- Page excerpt -

PRESENTATION TO THE ASSOCIATION OF CONFLICT RESOLUTION/ENVIRONMENTAL AND PUBLIC POLICY SECTION CONFERENCE: SEEKING SUSTAINABILITY THROUGH COLLABORATIVE GOVERNANCE
Getting government to mandate the use of our services:
In the beginning there was ACUS – the Administrative Conference of the United States. It doesn’t exist any more, but for a period, Assistant Secretary-level appointees from all the federal agencies plus more than a dozen Presidential appointees tried to find ways of enhancing the effective operation of government. They (with help from Phil Harter) pushed for negotiated rule-making. EPA and other agencies experimented with the idea and eventually convinced Congress to pass the Administrative Dispute Resolution Act in the early 1990s.
We were sure that subsequent efforts to draft complicated regulations (and avoid the delay of litigation) would involve negotiated rulemaking assisted by trained mediators listed on the roster prepared by the US Institute for Environmental Conflict Resolution. We were also convinced that negotiated rule-making would convince federal agencies to use professional neutrals in a broad range of policy-making and administrative activities. While EPA’s negotiated rulemaking efforts have grown, the broader shifts we had hoped for, did not occur.
With help from a foundation created especially to advance public dispute resolution, we created State Offices of Mediation in almost two dozen states. We thought that once the Governors acknowledged how valuable mediators could be to the resolution of complex public policy disputes, states would create rosters of qualified neutrals and use them to handle all kinds of public disputes. We helped states like Connecticut, Montana, and Maine adopt statutes encouraging the use of mediation in all kinds of local land use disputes. In a number of states, we tried writing into standard state zoning enabling acts provisions for the use of mediation to resolve difficult land use disputes.
I think these were all worthwhile efforts, and they did legitimize environmental and public policy dispute resolution, but they didn’t create the widespread demand for our services that we anticipated.

- Information shown -
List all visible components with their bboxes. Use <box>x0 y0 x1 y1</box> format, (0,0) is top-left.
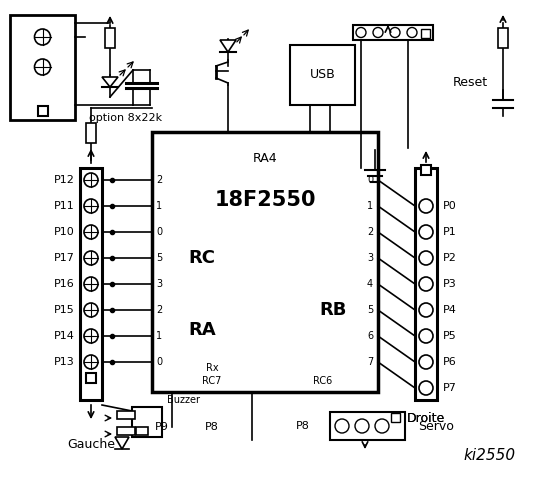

- Instructions to follow -
Pick up the presentation on dispute resolution after its last sentence and carry it further. The data has no connection to the presentation on dispute resolution.

- Output of the task -
Building the Supply of Qualified Neutrals
We went along with efforts in a great many states to implement 40-hour “courses” aimed at ensuring consumers and public agencies that professional neutrals are, indeed, qualified. [Although these were never specifically geared to testing the ability of public and environmental dispute resolvers in particular.]
We worked with USIECR and state courts to create rosters that would ensure public agencies that they could have immediate access to a cadre of qualified neutrals with appropriate background and training. The growth of public dispute resolution efforts never took off in the way we imagined it might (even though the state offices in California and a few other places are going strong).
We started to offer training – a staple of a great many dispute resolution companies – to build the supply of “qualified mediators.” We worked first through SPIDR, then ACR and with the Special Committee of the ABA to ensure that short workshops are available a few times a year to public and environmental dispute resolvers.
We teach negotiation and dispute resolution to planners and other public policy degree candidates at schools like Portland State and MIT. In fact, most urban planning departments offer at least one course on negotiation and dispute resolution. We thought this would create an “informed demand” on the part of future public agency staff for our services. Unfortunately, that has not happened.
Publicize Our Successes
We wrote articles and books, organized data bases to store carefully documented case studies, initiated statistical analyses, and contributed newsletters and newspaper pieces highlighting our success stories. The bibliography is lengthy, but the strategy of publicizing our successes didn’t work as planned to generate widespread demand for our services.
We’ve built web pages, given presentations, and spoken at, I dare say, hundreds, if not thousands of conferences. We've given talks to thousands of public officials, community activists, business leaders and other influential -- all on the premise that once we shared our successes, the floodgates would open. Unfortunately, that has not happened.
Let’s take stock.
I’m glad we did all these things. I think all three premises were reasonable. But, they haven’t worked to build the field at the pace that many of the early practitioners hoped.
We haven’t seen a dramatic increase in the number of environmental and public dispute resolution firms. The same fifteen or so firms and twenty or so solo providers are still getting the lion's share of the work. I know that the number of names on the USIECR has grown, but overall, the size of the field has remained relatively stable.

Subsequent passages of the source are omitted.